State how many lines of the data contain the word "note", and write nothing besides the number.

Dataset items:
------------------------
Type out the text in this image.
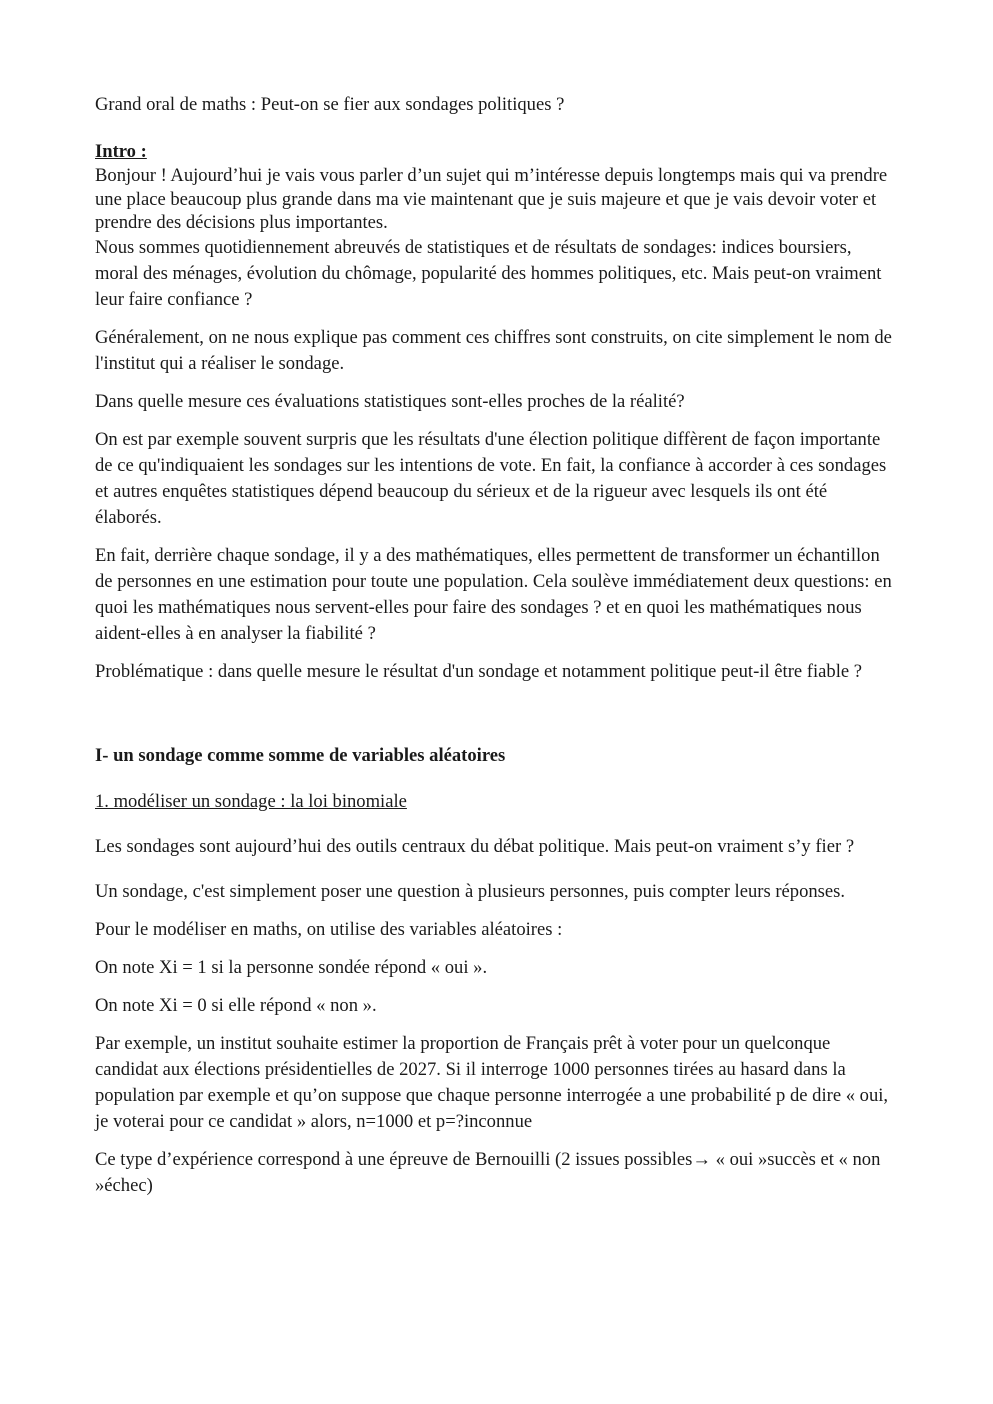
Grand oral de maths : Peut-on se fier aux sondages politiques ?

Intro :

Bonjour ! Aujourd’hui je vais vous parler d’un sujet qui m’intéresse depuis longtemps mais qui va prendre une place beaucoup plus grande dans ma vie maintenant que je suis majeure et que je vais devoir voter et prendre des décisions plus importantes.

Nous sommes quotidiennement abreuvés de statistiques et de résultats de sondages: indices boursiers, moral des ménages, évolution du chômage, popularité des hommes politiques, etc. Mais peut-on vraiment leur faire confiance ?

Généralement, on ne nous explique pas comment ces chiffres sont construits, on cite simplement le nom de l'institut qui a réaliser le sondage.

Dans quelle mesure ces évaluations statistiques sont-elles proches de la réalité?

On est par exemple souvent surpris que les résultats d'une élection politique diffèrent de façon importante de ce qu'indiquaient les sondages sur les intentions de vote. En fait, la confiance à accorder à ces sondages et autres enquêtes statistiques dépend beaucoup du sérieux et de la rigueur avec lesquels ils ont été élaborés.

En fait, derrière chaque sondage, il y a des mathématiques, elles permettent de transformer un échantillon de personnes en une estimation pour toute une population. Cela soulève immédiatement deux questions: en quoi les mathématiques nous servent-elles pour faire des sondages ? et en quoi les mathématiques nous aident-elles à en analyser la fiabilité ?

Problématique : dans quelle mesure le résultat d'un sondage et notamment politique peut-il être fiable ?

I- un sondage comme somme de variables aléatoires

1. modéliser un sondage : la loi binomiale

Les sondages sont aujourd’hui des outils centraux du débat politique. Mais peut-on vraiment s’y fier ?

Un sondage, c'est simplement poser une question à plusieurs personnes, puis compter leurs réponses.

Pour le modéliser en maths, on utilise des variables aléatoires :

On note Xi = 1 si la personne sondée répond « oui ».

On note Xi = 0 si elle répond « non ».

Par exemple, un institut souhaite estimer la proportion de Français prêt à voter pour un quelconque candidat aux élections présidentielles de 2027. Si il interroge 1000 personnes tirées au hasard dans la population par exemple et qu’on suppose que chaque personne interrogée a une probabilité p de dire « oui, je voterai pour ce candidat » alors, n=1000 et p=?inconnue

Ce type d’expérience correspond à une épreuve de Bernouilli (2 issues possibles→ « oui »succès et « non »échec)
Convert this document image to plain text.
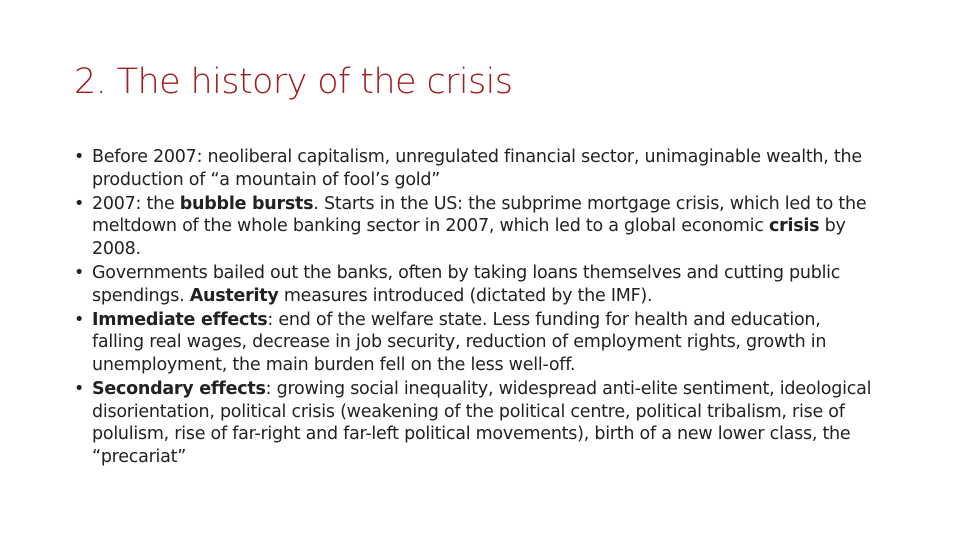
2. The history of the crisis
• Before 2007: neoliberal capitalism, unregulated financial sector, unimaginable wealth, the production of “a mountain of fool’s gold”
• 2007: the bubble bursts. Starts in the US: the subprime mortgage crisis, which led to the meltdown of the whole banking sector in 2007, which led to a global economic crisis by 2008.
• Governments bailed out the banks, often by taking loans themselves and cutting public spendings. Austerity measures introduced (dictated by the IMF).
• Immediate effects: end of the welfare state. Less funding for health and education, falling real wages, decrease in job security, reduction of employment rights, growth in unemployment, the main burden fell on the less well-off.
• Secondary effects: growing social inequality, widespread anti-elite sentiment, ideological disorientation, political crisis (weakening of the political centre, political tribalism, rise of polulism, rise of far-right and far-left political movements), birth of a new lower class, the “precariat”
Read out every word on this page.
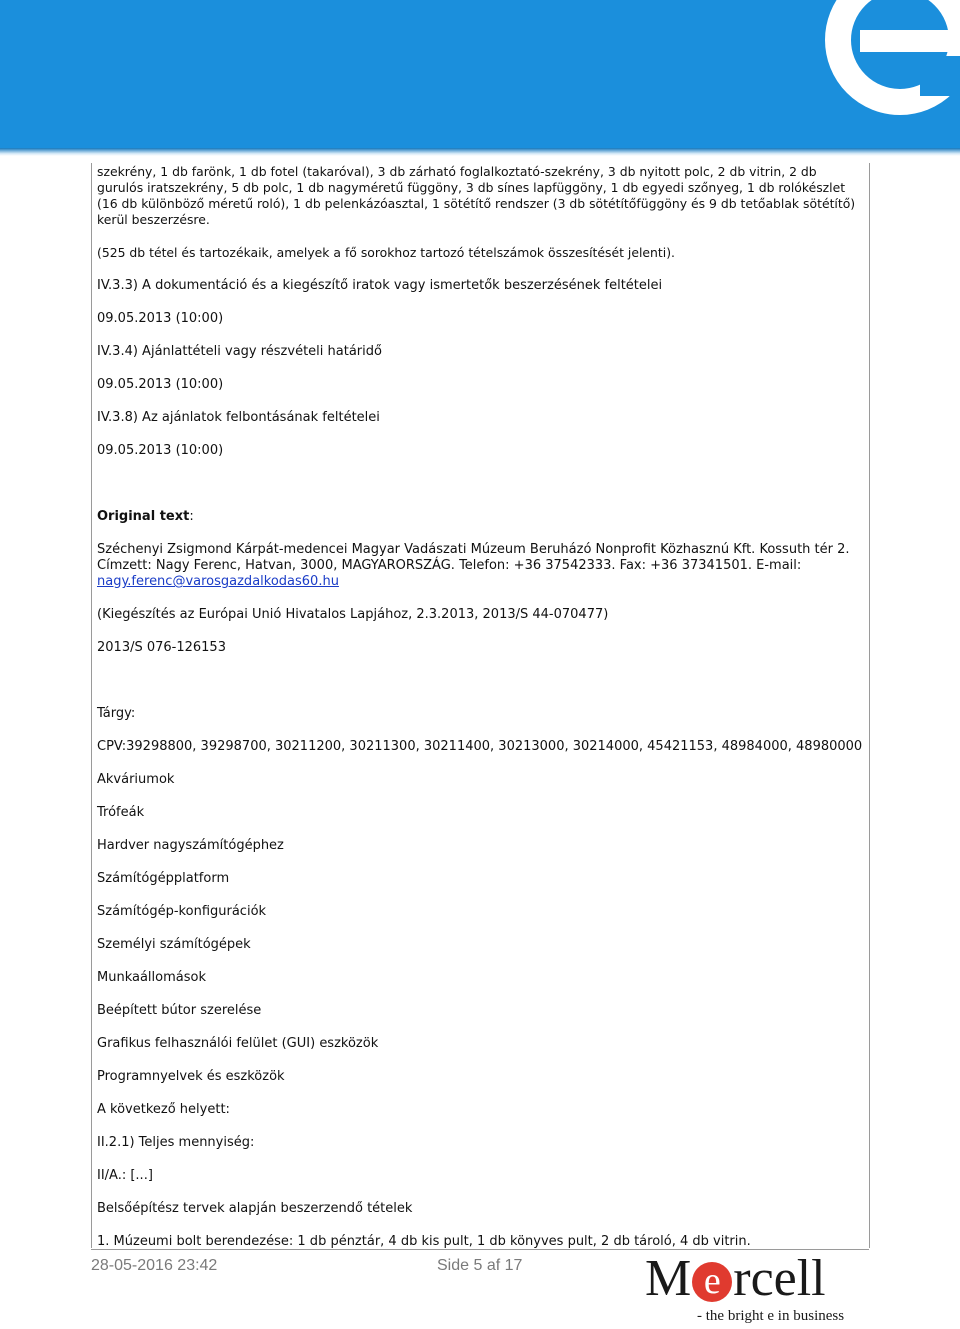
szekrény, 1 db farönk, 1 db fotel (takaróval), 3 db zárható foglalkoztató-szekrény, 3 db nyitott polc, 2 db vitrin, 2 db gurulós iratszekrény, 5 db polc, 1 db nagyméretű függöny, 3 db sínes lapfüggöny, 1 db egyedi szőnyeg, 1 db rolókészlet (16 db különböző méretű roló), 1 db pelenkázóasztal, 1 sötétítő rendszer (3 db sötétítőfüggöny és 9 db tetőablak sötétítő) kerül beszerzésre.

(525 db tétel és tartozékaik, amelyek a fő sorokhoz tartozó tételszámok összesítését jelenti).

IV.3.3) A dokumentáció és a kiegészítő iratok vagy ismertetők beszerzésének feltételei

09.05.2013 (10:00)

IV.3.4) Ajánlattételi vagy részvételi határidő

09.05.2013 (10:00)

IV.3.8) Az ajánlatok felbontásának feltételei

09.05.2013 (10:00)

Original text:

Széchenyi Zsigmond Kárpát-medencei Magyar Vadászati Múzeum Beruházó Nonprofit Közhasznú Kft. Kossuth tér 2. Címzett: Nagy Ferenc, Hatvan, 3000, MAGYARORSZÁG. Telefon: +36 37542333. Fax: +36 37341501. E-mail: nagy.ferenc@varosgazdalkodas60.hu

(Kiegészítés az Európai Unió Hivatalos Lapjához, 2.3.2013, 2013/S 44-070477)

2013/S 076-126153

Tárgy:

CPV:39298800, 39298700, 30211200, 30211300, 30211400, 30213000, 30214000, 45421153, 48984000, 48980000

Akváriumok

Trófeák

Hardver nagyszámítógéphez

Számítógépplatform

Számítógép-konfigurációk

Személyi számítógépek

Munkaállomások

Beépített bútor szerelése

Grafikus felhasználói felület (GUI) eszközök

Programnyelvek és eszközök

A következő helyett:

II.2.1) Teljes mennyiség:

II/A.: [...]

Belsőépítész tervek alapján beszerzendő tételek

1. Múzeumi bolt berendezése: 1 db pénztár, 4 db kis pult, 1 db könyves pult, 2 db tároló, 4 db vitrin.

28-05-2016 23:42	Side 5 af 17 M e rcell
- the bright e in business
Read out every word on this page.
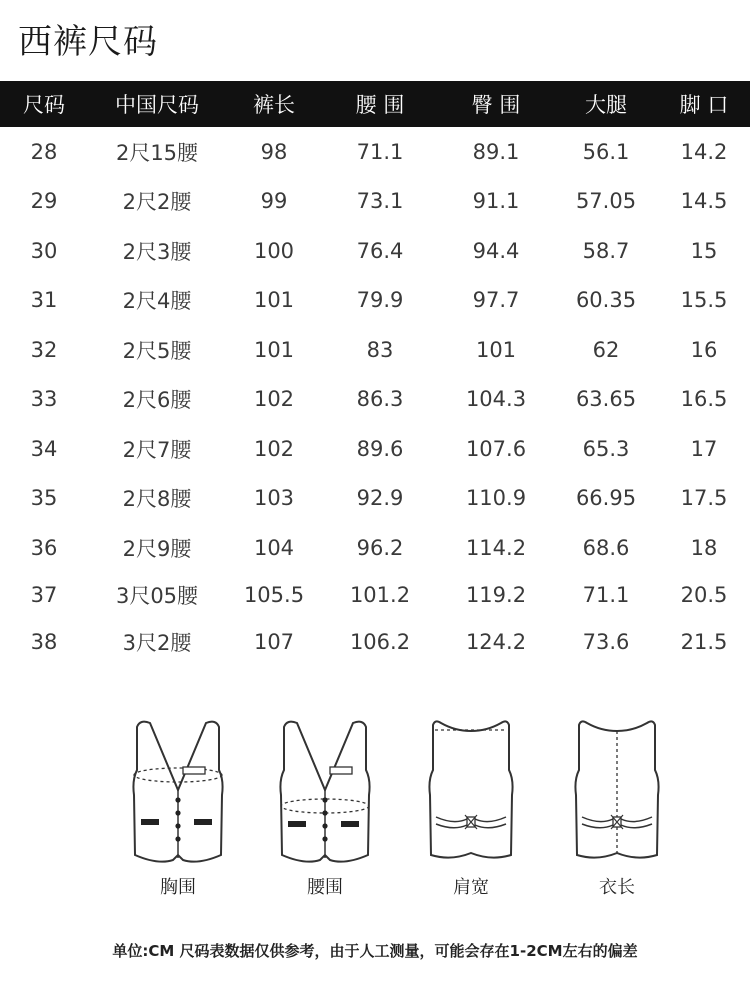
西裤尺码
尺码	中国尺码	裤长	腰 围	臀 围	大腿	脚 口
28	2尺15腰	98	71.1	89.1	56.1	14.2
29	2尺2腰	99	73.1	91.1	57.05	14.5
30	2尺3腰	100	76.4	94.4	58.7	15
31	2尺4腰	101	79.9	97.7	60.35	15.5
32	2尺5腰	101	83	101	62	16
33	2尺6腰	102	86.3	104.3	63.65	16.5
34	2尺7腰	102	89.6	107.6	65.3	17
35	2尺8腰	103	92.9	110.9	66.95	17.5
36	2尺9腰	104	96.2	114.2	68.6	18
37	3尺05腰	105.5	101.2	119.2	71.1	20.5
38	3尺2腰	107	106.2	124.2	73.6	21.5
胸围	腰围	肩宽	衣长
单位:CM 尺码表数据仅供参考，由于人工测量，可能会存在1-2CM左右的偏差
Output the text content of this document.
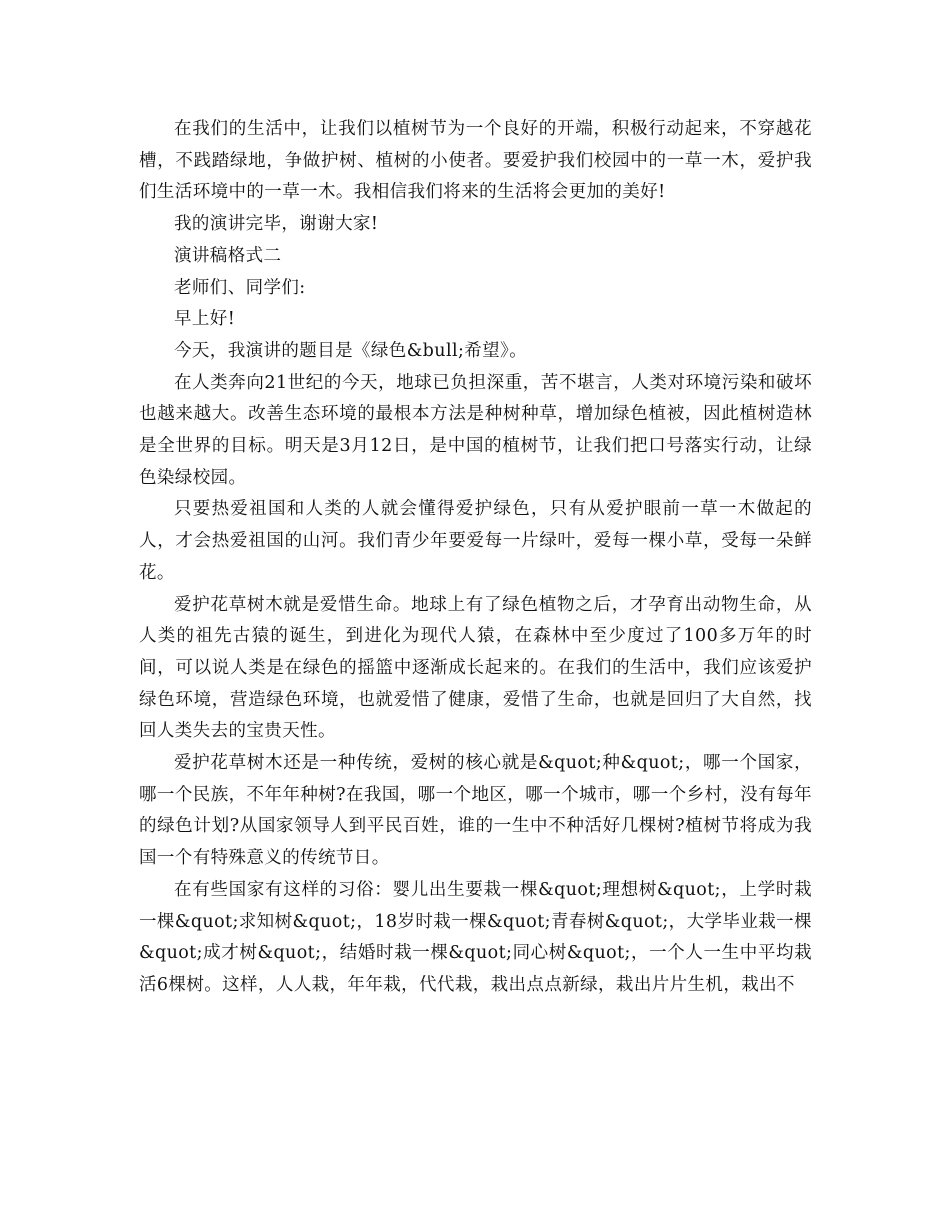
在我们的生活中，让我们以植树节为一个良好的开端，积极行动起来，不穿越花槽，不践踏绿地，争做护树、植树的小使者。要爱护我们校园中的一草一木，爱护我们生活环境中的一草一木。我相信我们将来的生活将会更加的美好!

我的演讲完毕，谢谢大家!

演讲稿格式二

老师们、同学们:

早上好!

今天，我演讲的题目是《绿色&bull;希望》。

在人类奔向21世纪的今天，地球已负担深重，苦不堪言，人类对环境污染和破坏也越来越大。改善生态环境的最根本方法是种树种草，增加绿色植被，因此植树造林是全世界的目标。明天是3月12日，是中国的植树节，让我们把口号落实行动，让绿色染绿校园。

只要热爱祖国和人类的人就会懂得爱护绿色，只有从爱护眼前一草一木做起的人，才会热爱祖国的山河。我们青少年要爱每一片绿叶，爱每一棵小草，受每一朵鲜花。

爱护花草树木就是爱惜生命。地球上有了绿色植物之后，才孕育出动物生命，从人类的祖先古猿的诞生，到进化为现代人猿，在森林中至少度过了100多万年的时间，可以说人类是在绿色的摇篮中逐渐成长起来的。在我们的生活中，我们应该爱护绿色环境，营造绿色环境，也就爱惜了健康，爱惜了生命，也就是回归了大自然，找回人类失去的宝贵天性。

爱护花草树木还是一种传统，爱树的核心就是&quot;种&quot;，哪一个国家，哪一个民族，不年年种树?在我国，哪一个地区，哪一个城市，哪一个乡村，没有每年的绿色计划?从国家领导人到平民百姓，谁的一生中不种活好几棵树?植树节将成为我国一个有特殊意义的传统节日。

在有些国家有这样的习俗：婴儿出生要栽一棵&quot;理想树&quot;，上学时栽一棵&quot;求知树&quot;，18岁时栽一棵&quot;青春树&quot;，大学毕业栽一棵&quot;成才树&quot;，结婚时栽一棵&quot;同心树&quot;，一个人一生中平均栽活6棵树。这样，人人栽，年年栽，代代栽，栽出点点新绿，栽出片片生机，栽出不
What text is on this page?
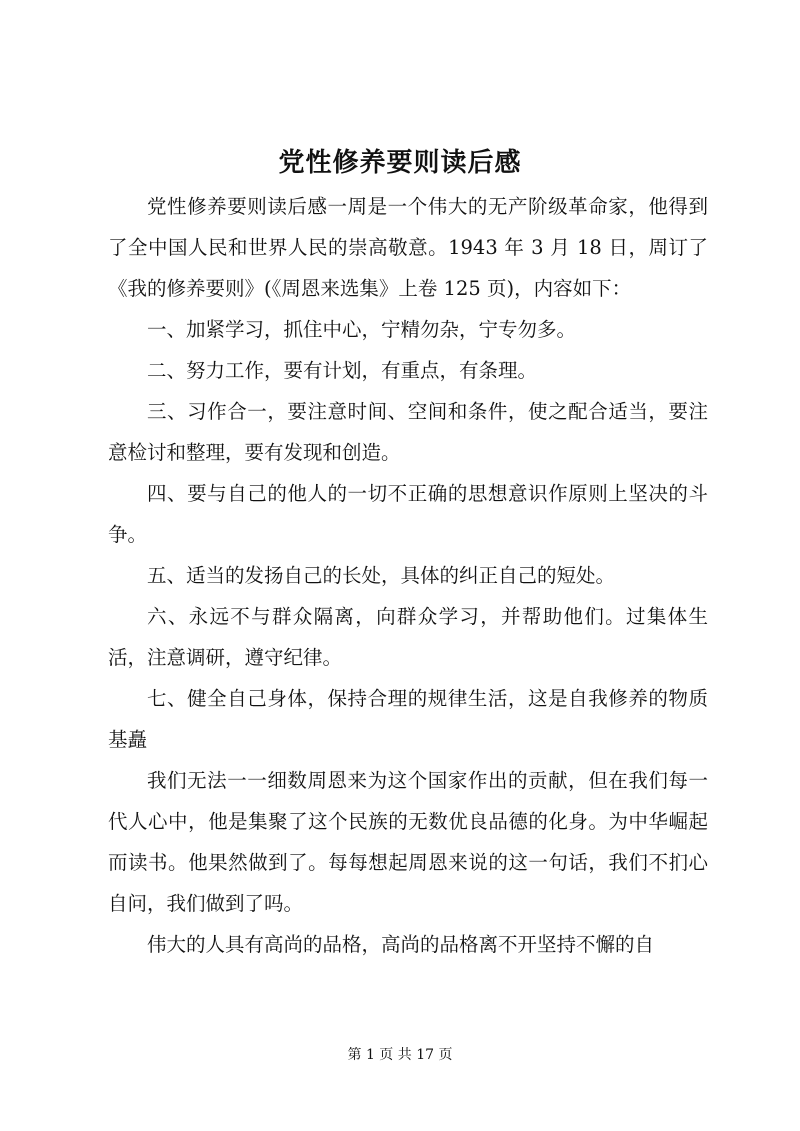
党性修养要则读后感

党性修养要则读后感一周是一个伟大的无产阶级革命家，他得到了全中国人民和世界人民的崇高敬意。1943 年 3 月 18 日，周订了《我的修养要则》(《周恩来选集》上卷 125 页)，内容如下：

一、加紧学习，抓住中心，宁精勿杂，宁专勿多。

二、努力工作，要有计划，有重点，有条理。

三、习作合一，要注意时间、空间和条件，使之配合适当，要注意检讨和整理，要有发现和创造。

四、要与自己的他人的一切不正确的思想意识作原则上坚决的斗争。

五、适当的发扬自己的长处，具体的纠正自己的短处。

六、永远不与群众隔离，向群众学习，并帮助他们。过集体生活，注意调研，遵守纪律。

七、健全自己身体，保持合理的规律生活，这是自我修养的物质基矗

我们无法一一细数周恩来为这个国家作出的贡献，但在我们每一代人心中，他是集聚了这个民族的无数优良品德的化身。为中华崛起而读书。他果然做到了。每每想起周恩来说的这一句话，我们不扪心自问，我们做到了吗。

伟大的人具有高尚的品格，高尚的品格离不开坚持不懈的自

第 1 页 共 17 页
------------------------
▶ [Completed exercise]: 2